WRITTEN TASK:
Copy the data exactly; pictures stay out of the copy.

---------- DATASET

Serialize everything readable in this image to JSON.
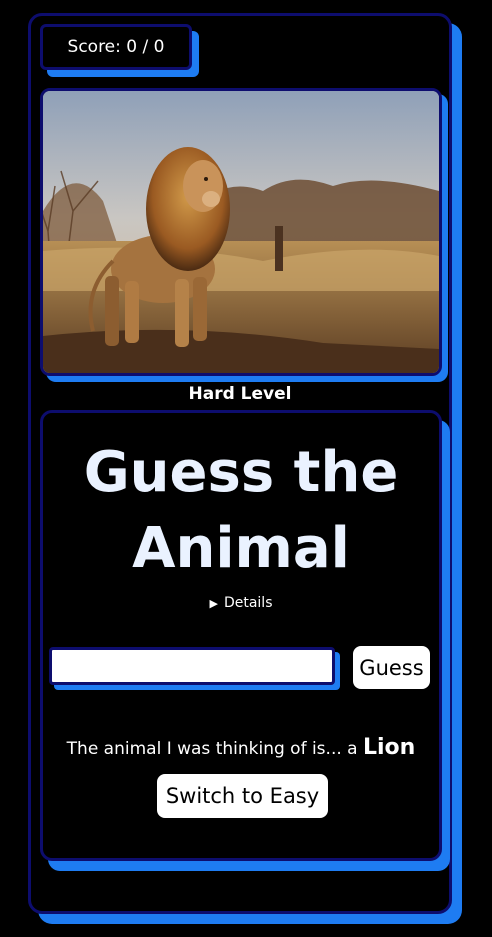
{
  "score": {
    "label": "Score: 0 / 0"
  },
  "image": {
    "subject_icon": "lion-photo"
  },
  "level": {
    "label": "Hard Level"
  },
  "game": {
    "title": "Guess the Animal",
    "details_label": "Details",
    "guess_input_value": "",
    "guess_button_label": "Guess",
    "reveal_prefix": "The animal I was thinking of is... a ",
    "reveal_answer": "Lion",
    "switch_button_label": "Switch to Easy"
  },
  "colors": {
    "accent": "#1e7cf2",
    "border": "#0d0d6e",
    "background": "#000000"
  }
}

--------------------

ANSWER IN FULL:
Serialize everything readable in this image to JSON.
{
  "score": {
    "label": "Score: 0 / 0"
  },
  "image": {
    "subject_icon": "lion-photo"
  },
  "level": {
    "label": "Hard Level"
  },
  "game": {
    "title": "Guess the Animal",
    "details_label": "Details",
    "guess_input_value": "",
    "guess_button_label": "Guess",
    "reveal_prefix": "The animal I was thinking of is... a ",
    "reveal_answer": "Lion",
    "switch_button_label": "Switch to Easy"
  },
  "colors": {
    "accent": "#1e7cf2",
    "border": "#0d0d6e",
    "background": "#000000"
  }
}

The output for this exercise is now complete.